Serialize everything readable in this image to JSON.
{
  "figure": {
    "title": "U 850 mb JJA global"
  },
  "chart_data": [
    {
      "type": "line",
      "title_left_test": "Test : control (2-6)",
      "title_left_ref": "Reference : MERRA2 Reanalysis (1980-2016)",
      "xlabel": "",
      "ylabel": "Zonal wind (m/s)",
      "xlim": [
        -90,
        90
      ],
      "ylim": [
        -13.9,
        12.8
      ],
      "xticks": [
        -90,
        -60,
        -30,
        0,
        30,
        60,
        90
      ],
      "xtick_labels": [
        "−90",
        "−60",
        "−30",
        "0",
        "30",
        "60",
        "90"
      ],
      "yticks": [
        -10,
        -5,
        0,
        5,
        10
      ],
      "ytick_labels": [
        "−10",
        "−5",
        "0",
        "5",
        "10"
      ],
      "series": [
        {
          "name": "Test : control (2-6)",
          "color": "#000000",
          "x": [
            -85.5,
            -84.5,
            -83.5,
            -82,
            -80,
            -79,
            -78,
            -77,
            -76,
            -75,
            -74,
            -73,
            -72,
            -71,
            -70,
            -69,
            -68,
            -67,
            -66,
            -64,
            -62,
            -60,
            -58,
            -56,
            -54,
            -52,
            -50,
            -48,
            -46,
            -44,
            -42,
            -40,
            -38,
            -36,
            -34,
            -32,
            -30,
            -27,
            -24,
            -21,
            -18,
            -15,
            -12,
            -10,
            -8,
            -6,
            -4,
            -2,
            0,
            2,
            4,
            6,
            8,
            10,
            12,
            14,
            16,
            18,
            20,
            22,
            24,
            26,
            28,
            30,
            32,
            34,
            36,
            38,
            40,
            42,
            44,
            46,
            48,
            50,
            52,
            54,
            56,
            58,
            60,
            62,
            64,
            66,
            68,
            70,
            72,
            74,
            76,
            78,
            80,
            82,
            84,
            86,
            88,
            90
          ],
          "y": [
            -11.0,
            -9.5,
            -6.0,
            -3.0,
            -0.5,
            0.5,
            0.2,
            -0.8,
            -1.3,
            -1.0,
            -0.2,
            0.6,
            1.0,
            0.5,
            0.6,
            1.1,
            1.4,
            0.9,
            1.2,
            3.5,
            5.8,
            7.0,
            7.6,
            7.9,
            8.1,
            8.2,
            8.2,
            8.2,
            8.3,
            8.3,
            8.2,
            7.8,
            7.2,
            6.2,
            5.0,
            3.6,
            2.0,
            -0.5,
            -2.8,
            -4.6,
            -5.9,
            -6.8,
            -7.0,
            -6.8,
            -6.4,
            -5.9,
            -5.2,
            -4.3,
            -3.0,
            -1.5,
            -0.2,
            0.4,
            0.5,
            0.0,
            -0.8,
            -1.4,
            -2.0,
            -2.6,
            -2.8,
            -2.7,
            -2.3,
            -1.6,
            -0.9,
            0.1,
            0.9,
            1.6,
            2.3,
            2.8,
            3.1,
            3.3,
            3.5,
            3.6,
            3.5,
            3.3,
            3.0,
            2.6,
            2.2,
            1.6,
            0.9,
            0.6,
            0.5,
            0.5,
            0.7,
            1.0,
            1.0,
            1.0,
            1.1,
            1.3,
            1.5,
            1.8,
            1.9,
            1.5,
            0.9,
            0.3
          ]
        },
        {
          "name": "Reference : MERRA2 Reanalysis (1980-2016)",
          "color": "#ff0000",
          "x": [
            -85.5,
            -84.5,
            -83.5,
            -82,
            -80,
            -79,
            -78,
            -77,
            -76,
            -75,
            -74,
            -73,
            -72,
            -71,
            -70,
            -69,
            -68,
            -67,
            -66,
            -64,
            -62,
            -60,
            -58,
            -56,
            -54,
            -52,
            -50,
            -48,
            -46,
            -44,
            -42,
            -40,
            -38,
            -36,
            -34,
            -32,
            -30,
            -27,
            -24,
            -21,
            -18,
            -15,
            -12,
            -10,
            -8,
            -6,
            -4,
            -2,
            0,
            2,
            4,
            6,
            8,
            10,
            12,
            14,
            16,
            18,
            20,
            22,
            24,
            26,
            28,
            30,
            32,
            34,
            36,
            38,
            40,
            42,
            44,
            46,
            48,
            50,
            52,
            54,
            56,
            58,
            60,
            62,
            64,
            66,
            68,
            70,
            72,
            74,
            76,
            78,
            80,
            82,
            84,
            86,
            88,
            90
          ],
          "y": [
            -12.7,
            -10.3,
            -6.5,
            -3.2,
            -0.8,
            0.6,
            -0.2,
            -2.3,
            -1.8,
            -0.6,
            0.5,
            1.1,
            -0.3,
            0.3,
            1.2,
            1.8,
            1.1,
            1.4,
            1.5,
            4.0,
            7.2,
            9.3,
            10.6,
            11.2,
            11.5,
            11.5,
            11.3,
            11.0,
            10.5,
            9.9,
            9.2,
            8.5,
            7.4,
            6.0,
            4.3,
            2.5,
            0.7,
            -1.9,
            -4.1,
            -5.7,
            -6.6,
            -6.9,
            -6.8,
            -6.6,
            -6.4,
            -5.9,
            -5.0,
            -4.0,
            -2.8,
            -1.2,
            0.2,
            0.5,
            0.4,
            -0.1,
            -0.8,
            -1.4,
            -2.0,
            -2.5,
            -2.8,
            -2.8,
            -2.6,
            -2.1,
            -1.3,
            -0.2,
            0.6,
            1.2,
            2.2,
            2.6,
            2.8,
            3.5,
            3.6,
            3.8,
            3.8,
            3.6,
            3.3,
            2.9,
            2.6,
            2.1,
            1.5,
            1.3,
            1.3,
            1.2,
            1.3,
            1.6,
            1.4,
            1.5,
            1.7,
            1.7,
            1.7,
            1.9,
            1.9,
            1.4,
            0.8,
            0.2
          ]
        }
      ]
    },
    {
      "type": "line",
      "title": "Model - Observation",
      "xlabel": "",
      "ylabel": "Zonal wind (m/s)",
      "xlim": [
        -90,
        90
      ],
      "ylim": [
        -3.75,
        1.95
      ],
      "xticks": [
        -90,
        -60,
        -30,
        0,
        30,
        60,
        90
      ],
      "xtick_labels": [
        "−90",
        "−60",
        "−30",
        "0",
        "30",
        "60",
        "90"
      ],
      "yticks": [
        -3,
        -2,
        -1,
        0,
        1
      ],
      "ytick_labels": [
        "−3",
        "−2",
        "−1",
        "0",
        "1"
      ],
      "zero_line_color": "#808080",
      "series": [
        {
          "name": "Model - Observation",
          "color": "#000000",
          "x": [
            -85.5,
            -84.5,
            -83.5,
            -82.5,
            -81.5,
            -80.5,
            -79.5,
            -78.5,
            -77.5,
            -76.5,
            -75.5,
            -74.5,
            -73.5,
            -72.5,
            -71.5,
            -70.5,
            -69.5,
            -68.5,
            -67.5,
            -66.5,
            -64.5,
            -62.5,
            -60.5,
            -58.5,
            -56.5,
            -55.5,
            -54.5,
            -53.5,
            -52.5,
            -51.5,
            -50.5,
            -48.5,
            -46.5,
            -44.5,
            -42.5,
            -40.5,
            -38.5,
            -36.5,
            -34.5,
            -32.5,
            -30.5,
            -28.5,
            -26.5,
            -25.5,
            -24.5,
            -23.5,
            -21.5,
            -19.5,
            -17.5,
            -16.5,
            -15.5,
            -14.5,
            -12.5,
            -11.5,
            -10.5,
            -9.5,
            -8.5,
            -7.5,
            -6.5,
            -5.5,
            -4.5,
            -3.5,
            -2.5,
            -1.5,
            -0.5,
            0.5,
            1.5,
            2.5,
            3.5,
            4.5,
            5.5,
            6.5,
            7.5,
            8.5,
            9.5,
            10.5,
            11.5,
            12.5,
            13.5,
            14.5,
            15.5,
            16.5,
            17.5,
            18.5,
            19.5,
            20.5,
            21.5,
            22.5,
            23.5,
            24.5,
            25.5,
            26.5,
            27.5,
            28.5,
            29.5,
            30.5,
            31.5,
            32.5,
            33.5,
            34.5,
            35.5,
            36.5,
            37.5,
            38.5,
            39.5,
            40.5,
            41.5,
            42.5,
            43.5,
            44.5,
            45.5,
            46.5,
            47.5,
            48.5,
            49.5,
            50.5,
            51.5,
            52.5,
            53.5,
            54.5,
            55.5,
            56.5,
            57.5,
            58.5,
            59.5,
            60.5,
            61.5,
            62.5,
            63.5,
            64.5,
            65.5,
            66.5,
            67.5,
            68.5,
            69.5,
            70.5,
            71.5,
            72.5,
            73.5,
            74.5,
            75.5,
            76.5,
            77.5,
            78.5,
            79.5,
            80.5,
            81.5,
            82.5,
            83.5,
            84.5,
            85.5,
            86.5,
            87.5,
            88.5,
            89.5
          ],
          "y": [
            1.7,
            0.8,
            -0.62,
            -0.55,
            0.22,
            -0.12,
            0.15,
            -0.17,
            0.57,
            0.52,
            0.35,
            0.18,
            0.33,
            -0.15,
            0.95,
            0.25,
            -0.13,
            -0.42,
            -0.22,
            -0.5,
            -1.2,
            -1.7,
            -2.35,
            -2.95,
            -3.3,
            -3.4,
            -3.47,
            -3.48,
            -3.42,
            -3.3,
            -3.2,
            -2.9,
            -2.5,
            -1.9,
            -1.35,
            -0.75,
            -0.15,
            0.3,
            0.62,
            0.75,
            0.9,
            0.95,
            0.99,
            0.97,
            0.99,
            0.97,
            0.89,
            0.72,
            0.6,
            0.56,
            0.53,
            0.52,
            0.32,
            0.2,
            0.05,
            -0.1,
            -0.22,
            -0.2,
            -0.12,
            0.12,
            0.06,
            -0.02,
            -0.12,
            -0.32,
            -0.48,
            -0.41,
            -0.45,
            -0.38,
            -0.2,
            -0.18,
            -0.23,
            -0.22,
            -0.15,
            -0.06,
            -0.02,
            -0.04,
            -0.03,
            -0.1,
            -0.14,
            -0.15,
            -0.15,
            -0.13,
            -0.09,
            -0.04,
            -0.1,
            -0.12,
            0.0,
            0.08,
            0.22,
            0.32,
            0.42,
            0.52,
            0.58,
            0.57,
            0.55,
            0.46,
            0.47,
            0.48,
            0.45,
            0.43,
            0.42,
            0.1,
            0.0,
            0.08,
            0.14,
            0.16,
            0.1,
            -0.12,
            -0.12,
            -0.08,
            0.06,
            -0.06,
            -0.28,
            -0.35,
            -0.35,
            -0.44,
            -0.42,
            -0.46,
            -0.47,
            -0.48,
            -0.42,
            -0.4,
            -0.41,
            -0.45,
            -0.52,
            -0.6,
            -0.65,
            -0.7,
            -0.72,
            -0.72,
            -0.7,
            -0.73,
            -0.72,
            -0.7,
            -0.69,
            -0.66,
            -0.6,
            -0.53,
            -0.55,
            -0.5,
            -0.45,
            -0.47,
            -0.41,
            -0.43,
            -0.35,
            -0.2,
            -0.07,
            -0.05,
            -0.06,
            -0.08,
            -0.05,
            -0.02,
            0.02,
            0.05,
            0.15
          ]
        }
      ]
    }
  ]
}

### [Exercise requirements]
Locate the word "Reanalysis" in the records and collect each line it appears in.

### [Answer to this problem]
      "title_left_ref": "Reference : MERRA2 Reanalysis (1980-2016)",
          "name": "Reference : MERRA2 Reanalysis (1980-2016)",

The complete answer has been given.